(Items from a data source)

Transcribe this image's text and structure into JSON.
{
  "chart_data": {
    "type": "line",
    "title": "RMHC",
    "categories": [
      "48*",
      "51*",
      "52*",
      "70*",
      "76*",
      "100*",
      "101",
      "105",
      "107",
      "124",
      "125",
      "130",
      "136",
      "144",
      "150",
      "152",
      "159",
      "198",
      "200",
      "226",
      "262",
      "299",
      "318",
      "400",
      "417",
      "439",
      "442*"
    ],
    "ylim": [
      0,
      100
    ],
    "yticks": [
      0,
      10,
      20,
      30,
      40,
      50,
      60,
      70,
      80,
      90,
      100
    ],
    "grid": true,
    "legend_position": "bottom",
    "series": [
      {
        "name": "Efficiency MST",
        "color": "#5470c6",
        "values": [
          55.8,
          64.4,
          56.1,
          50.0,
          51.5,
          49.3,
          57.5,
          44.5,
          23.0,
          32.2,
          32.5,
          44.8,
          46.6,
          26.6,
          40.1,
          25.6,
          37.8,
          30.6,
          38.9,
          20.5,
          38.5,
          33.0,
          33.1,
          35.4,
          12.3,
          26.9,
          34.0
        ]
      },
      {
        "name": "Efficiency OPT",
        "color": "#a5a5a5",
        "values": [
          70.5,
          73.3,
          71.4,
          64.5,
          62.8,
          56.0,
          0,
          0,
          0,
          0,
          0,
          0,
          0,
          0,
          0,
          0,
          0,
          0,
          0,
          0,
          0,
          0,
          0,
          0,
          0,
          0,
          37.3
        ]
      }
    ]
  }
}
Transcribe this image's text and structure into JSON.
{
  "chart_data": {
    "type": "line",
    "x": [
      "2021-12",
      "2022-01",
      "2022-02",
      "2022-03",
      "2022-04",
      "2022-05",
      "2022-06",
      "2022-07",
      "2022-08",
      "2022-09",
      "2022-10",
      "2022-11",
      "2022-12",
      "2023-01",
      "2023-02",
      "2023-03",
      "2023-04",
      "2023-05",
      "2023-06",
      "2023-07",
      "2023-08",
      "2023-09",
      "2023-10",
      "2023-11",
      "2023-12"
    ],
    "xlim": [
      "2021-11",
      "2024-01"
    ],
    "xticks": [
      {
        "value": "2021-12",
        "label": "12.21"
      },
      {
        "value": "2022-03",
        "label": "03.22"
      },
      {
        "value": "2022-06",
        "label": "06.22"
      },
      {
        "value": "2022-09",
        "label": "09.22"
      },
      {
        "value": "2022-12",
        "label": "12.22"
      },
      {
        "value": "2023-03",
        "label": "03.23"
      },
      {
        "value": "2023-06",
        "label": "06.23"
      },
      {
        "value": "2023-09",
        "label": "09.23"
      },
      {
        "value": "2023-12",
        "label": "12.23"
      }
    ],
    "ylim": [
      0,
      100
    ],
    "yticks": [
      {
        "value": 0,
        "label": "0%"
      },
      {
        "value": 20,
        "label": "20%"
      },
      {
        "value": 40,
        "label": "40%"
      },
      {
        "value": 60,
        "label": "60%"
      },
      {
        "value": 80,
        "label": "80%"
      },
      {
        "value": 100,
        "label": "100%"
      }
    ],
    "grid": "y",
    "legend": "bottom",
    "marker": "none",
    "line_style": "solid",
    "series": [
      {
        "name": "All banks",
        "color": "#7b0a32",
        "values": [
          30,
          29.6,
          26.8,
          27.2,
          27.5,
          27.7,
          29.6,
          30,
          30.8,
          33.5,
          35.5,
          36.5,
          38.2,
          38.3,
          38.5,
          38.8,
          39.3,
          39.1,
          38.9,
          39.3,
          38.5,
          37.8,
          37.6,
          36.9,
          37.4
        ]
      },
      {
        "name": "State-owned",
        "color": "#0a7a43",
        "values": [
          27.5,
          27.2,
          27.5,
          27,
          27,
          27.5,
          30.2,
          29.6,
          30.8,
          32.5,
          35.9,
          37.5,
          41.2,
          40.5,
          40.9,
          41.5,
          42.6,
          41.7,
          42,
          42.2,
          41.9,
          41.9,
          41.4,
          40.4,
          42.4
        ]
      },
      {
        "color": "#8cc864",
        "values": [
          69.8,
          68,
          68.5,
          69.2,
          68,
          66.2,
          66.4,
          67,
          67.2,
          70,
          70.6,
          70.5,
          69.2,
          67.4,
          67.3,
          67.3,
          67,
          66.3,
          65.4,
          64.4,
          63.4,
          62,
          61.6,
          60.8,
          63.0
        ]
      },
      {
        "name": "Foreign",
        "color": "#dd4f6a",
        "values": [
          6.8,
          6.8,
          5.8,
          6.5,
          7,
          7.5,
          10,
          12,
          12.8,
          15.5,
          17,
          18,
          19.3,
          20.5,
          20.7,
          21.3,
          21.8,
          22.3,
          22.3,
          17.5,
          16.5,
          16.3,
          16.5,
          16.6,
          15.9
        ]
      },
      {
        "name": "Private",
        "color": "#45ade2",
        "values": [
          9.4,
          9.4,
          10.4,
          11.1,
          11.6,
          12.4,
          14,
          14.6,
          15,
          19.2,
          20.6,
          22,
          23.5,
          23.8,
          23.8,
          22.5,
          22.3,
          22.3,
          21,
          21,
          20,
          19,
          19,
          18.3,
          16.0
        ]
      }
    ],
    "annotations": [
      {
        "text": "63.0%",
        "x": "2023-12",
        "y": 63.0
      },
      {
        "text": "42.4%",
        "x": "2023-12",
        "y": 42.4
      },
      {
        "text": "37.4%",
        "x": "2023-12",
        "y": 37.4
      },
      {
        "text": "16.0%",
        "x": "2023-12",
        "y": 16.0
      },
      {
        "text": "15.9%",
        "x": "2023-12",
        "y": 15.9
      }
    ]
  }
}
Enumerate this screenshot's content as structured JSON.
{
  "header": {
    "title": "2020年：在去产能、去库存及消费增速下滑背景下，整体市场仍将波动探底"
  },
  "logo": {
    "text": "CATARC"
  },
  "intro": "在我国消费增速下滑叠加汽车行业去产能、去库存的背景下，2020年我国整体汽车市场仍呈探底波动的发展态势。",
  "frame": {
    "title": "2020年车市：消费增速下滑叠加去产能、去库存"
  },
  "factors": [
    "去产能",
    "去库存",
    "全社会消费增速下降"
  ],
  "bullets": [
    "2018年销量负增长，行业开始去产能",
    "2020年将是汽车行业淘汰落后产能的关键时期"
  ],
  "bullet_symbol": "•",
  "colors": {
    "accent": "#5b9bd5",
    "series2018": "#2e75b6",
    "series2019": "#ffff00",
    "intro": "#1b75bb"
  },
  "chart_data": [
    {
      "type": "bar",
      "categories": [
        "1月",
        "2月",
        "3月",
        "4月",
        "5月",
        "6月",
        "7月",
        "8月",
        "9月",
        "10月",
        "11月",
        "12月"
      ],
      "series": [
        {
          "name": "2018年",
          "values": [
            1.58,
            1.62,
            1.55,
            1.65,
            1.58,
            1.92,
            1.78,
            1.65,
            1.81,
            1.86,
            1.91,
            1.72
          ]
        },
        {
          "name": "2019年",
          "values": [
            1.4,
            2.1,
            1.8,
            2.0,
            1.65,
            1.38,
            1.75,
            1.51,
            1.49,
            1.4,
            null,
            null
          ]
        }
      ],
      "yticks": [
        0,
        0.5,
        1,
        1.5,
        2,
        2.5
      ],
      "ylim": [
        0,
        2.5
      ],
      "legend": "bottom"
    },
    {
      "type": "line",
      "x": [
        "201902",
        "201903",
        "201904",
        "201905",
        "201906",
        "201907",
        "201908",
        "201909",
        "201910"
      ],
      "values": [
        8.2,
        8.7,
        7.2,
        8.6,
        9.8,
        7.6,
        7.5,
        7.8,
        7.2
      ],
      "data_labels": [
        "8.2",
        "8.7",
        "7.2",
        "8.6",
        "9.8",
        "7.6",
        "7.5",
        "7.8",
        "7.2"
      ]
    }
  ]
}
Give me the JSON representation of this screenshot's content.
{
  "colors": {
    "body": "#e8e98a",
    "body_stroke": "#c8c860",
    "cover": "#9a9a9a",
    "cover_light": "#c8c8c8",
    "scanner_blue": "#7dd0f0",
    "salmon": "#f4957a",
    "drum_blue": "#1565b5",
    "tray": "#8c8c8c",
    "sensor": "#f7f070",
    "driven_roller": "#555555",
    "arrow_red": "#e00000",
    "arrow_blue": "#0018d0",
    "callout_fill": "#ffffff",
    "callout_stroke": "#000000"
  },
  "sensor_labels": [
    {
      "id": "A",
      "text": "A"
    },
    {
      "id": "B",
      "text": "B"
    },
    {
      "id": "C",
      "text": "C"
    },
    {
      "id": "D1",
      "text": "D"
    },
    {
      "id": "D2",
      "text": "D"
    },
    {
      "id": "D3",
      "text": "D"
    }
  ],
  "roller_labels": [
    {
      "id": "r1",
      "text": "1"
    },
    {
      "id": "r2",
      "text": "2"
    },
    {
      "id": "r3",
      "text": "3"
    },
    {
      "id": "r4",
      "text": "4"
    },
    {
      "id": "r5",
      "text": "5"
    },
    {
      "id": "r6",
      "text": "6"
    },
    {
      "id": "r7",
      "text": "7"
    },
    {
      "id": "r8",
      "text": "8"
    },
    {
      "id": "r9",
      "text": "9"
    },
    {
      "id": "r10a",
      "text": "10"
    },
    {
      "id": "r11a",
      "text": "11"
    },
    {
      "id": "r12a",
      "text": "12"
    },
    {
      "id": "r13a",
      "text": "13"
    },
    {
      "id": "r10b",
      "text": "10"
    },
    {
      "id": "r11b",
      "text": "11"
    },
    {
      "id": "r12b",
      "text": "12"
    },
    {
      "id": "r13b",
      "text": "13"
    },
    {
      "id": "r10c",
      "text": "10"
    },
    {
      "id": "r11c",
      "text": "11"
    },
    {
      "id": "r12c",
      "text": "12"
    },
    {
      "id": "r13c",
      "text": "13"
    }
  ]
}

Exercise directions: From the entries, copy out each line containing the word "Efficiency".

Exercise solution:
        "name": "Efficiency MST",
        "name": "Efficiency OPT",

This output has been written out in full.